Reproduce the records below word for word, from their first line through the line that contains "pagination-page-5[interactable]: 5: [1010, 715, 1051, 755]", including that line.

#### Raw data

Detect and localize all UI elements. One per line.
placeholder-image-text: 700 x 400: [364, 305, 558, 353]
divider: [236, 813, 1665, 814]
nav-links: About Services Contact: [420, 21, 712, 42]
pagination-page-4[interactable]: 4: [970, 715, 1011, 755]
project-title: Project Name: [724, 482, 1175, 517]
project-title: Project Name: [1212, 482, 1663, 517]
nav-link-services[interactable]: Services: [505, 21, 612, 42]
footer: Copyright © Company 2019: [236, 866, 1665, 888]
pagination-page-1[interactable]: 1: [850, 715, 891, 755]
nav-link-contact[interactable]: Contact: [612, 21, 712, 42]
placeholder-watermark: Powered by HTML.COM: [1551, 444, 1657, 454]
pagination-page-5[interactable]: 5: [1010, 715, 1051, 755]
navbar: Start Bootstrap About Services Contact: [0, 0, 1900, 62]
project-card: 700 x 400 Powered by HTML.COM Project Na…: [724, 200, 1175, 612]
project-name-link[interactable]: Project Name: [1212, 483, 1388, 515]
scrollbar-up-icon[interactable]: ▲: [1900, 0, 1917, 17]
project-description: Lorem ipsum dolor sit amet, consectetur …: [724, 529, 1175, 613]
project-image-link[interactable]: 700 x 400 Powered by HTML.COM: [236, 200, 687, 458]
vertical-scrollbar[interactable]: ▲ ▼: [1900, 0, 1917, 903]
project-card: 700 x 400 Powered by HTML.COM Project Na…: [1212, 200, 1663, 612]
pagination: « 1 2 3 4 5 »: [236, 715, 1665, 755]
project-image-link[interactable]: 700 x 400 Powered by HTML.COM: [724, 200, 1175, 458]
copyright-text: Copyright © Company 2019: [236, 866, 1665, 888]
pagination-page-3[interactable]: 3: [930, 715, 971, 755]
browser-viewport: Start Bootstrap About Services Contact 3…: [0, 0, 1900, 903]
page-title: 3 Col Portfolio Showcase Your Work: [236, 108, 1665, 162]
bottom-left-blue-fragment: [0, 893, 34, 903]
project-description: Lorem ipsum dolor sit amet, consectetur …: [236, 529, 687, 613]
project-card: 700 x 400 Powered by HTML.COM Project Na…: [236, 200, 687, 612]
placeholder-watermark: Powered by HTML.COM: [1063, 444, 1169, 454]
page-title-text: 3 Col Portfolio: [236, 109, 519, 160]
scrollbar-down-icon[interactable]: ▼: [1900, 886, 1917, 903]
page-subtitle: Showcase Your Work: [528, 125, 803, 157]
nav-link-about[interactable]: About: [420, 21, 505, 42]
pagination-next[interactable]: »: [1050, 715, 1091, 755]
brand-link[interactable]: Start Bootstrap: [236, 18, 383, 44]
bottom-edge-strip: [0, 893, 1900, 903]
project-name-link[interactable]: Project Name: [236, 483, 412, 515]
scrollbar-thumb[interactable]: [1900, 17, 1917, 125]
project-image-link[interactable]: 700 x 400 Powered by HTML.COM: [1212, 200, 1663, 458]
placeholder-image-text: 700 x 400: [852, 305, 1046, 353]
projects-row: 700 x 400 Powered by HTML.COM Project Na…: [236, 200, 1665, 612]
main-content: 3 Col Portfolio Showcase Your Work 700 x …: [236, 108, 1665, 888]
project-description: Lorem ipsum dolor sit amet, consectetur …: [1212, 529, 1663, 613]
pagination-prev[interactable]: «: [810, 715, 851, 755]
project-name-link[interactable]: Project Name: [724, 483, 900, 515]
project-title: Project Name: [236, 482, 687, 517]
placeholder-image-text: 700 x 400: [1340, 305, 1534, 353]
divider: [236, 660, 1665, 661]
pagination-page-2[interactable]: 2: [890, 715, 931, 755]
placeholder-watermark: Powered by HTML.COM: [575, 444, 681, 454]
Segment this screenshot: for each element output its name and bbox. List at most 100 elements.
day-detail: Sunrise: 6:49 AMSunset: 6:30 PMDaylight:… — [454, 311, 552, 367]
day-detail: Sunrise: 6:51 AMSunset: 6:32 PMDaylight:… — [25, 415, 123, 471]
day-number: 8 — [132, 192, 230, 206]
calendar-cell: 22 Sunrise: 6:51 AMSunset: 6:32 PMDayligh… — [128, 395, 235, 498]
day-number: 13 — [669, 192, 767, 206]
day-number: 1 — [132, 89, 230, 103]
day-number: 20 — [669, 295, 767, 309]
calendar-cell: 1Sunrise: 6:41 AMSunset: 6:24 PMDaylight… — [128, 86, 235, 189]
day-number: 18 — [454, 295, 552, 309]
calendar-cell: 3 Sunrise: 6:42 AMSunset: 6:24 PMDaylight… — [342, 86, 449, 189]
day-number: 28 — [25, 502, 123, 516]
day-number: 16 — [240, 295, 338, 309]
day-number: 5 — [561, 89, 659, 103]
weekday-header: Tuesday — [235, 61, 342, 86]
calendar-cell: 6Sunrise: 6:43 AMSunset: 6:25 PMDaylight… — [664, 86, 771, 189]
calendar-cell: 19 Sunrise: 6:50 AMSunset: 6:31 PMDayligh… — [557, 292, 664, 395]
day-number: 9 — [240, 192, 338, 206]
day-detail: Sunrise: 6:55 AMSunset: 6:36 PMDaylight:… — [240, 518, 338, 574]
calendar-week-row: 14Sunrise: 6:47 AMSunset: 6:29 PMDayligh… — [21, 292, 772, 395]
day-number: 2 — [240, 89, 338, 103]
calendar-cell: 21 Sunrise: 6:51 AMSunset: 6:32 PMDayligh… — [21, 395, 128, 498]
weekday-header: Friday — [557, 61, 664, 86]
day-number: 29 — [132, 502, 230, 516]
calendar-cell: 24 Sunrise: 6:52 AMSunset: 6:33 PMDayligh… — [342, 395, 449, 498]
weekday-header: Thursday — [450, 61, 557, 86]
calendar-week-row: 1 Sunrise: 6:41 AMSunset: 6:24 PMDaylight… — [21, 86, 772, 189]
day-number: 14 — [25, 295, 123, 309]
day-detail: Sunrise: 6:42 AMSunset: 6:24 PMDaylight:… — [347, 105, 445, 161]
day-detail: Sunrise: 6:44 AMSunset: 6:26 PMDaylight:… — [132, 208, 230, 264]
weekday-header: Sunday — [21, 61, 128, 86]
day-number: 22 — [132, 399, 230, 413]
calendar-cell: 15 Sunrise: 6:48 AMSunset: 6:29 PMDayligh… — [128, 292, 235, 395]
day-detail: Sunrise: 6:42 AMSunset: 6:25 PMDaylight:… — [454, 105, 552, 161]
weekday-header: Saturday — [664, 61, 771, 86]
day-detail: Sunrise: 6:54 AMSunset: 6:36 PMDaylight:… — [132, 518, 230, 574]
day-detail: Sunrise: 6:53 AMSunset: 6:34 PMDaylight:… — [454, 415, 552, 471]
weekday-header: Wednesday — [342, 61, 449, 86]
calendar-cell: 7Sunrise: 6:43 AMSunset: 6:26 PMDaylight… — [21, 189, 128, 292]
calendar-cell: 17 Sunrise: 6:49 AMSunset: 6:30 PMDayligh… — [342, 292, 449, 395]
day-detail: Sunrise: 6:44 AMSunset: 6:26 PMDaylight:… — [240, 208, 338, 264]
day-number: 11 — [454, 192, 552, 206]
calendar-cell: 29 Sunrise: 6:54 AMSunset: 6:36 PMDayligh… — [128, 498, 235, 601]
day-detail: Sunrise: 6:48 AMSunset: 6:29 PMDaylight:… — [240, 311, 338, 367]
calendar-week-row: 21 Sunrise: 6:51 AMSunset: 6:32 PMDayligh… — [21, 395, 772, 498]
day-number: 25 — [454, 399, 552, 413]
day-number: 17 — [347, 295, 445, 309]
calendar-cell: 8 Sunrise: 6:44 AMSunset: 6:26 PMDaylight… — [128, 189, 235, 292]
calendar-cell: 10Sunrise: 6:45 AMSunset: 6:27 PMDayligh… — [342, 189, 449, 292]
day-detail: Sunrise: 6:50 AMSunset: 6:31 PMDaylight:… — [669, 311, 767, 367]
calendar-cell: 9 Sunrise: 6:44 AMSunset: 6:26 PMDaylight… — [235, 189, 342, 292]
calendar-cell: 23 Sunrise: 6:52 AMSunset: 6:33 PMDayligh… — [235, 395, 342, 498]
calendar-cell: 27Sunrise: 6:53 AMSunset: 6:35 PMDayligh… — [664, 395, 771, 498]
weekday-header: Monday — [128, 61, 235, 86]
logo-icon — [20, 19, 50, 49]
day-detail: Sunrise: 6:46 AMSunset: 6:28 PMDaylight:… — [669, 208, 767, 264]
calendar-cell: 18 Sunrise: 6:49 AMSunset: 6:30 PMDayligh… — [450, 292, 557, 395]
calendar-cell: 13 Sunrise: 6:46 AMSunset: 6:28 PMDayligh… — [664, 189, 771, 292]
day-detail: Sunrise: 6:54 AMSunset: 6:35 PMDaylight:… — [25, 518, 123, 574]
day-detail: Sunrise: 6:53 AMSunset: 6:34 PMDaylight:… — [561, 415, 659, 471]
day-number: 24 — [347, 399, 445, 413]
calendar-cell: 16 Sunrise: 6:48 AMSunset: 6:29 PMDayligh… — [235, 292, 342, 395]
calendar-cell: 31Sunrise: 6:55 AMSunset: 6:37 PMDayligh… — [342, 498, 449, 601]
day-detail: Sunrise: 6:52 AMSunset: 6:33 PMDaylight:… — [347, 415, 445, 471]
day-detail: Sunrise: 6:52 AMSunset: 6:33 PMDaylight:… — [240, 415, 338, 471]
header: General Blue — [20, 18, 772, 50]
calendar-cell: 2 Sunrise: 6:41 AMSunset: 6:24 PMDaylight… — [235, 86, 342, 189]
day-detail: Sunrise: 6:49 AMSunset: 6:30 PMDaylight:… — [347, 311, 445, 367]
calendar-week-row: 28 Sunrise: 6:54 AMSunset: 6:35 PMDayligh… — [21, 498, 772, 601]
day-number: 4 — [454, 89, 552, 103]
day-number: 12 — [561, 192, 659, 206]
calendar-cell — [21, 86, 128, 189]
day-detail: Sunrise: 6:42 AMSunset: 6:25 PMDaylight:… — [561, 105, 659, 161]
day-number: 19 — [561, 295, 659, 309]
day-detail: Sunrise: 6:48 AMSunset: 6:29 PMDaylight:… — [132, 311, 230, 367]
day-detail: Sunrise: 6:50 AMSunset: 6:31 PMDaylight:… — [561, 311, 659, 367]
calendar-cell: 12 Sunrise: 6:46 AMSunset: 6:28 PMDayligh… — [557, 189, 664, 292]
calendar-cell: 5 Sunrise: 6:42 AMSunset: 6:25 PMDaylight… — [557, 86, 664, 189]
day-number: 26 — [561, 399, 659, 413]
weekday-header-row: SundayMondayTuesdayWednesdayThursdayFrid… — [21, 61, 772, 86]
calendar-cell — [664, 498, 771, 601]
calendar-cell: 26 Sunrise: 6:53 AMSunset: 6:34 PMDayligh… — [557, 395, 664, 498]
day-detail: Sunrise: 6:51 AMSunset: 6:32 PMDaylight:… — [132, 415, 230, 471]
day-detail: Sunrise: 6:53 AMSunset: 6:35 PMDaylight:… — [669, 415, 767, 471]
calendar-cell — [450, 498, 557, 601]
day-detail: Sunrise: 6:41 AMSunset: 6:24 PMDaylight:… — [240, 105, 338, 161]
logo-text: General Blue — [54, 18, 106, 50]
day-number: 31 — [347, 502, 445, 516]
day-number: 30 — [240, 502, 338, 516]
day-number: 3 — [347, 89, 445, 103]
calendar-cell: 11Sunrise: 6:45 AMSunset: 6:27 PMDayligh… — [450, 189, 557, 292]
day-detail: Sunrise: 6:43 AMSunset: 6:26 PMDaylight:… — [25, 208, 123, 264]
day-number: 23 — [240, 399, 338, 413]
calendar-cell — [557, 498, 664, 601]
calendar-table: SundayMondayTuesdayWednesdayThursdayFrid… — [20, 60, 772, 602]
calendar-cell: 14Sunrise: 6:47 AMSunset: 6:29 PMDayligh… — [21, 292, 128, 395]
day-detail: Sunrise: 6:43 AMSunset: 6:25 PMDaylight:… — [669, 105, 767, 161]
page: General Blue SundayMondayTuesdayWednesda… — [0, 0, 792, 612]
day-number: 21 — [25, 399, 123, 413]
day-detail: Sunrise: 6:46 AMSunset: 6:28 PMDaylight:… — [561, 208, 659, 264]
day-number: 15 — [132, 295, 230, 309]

########

_Answer to this problem_
Detect and localize all UI elements. One per line.
placeholder-image-text: 700 x 400: [364, 305, 558, 353]
divider: [236, 813, 1665, 814]
nav-links: About Services Contact: [420, 21, 712, 42]
pagination-page-4[interactable]: 4: [970, 715, 1011, 755]
project-title: Project Name: [724, 482, 1175, 517]
project-title: Project Name: [1212, 482, 1663, 517]
nav-link-services[interactable]: Services: [505, 21, 612, 42]
footer: Copyright © Company 2019: [236, 866, 1665, 888]
pagination-page-1[interactable]: 1: [850, 715, 891, 755]
nav-link-contact[interactable]: Contact: [612, 21, 712, 42]
placeholder-watermark: Powered by HTML.COM: [1551, 444, 1657, 454]
pagination-page-5[interactable]: 5: [1010, 715, 1051, 755]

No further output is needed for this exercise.